:: What to produce ::
Every entry below must be repeated exactly; skip the pictures.

(Entries taken from a collection)
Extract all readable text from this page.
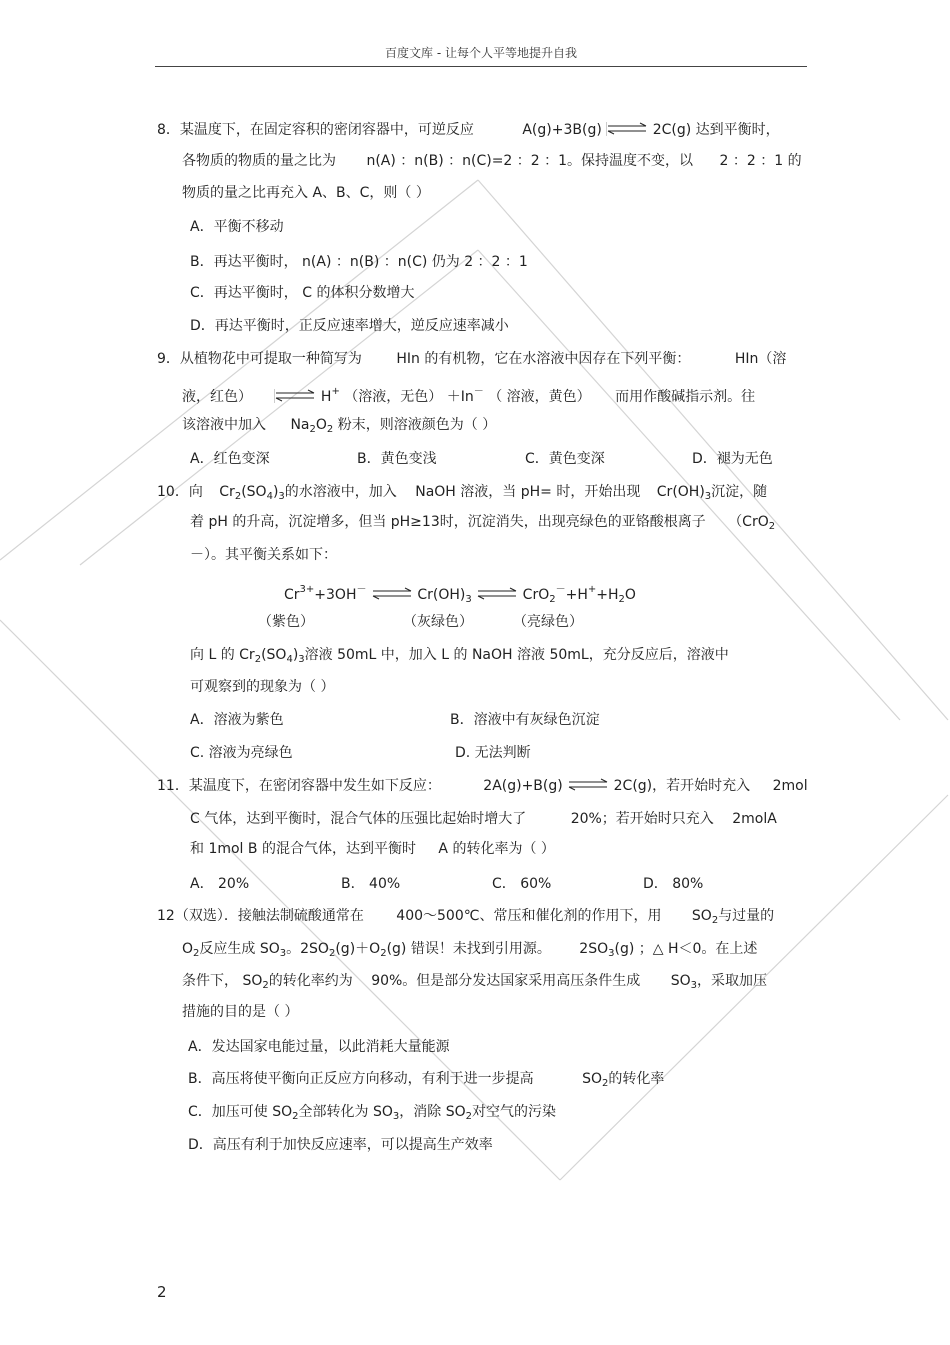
百度文库 - 让每个人平等地提升自我
8．某温度下，在固定容积的密闭容器中，可逆反应	A(g)+3B(g) ⇌ 2C(g) 达到平衡时，
各物质的物质的量之比为 n(A) ：n(B) ：n(C)=2 ：2 ：1。保持温度不变，以 2 ：2 ：1 的
物质的量之比再充入 A、B、C，则（ ）
A．平衡不移动
B．再达平衡时， n(A) ：n(B) ：n(C) 仍为 2 ：2 ：1
C．再达平衡时， C 的体积分数增大
D．再达平衡时，正反应速率增大，逆反应速率减小
9．从植物花中可提取一种简写为 HIn 的有机物，它在水溶液中因存在下列平衡：	HIn（溶
液，红色） ⇌ H+ （溶液，无色） ＋In－ （ 溶液，黄色） 而用作酸碱指示剂。往
该溶液中加入 Na2O2 粉末，则溶液颜色为（ ）
A．红色变深	B．黄色变浅	C．黄色变深	D．褪为无色
10．向 Cr2(SO4)3的水溶液中，加入 NaOH 溶液，当 pH= 时，开始出现 Cr(OH)3沉淀，随
着 pH 的升高，沉淀增多，但当 pH≥13时，沉淀消失，出现亮绿色的亚铬酸根离子 （CrO2
－）。其平衡关系如下：
Cr3++3OH－ ⇌ Cr(OH)3 ⇌ CrO2－+H++H2O
（紫色）	（灰绿色）	（亮绿色）
向 L 的 Cr2(SO4)3溶液 50mL 中，加入 L 的 NaOH 溶液 50mL，充分反应后，溶液中
可观察到的现象为（ ）
A．溶液为紫色	B．溶液中有灰绿色沉淀
C. 溶液为亮绿色	D. 无法判断
11．某温度下，在密闭容器中发生如下反应：	2A(g)+B(g) ⇌ 2C(g)，若开始时充入 2mol
C 气体，达到平衡时，混合气体的压强比起始时增大了	20%；若开始时只充入 2molA
和 1mol B 的混合气体，达到平衡时 A 的转化率为（ ）
A． 20%	B． 40%	C． 60%	D． 80%
12（双选）．接触法制硫酸通常在 400～500℃、常压和催化剂的作用下，用 SO2与过量的
O2反应生成 SO3。2SO2(g)＋O2(g) 错误！未找到引用源。 2SO3(g) ；△ H＜0。在上述
条件下， SO2的转化率约为 90%。但是部分发达国家采用高压条件生成 SO3，采取加压
措施的目的是（ ）
A．发达国家电能过量，以此消耗大量能源
B．高压将使平衡向正反应方向移动，有利于进一步提高	SO2的转化率
C．加压可使 SO2全部转化为 SO3，消除 SO2对空气的污染
D．高压有利于加快反应速率，可以提高生产效率
2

:: Written reply ::
Extract all readable text from this page.
百度文库 - 让每个人平等地提升自我
8．某温度下，在固定容积的密闭容器中，可逆反应	A(g)+3B(g) ⇌ 2C(g) 达到平衡时，
各物质的物质的量之比为 n(A) ：n(B) ：n(C)=2 ：2 ：1。保持温度不变，以 2 ：2 ：1 的
物质的量之比再充入 A、B、C，则（ ）
A．平衡不移动
B．再达平衡时， n(A) ：n(B) ：n(C) 仍为 2 ：2 ：1
C．再达平衡时， C 的体积分数增大
D．再达平衡时，正反应速率增大，逆反应速率减小
9．从植物花中可提取一种简写为 HIn 的有机物，它在水溶液中因存在下列平衡：	HIn（溶
液，红色） ⇌ H+ （溶液，无色） ＋In－ （ 溶液，黄色） 而用作酸碱指示剂。往
该溶液中加入 Na2O2 粉末，则溶液颜色为（ ）
A．红色变深	B．黄色变浅	C．黄色变深	D．褪为无色
10．向 Cr2(SO4)3的水溶液中，加入 NaOH 溶液，当 pH= 时，开始出现 Cr(OH)3沉淀，随
着 pH 的升高，沉淀增多，但当 pH≥13时，沉淀消失，出现亮绿色的亚铬酸根离子 （CrO2
－）。其平衡关系如下：
Cr3++3OH－ ⇌ Cr(OH)3 ⇌ CrO2－+H++H2O
（紫色）	（灰绿色）	（亮绿色）
向 L 的 Cr2(SO4)3溶液 50mL 中，加入 L 的 NaOH 溶液 50mL，充分反应后，溶液中
可观察到的现象为（ ）
A．溶液为紫色	B．溶液中有灰绿色沉淀
C. 溶液为亮绿色	D. 无法判断
11．某温度下，在密闭容器中发生如下反应：	2A(g)+B(g) ⇌ 2C(g)，若开始时充入 2mol
C 气体，达到平衡时，混合气体的压强比起始时增大了	20%；若开始时只充入 2molA
和 1mol B 的混合气体，达到平衡时 A 的转化率为（ ）
A． 20%	B． 40%	C． 60%	D． 80%
12（双选）．接触法制硫酸通常在 400～500℃、常压和催化剂的作用下，用 SO2与过量的
O2反应生成 SO3。2SO2(g)＋O2(g) 错误！未找到引用源。 2SO3(g) ；△ H＜0。在上述
条件下， SO2的转化率约为 90%。但是部分发达国家采用高压条件生成 SO3，采取加压
措施的目的是（ ）
A．发达国家电能过量，以此消耗大量能源
B．高压将使平衡向正反应方向移动，有利于进一步提高	SO2的转化率
C．加压可使 SO2全部转化为 SO3，消除 SO2对空气的污染
D．高压有利于加快反应速率，可以提高生产效率
2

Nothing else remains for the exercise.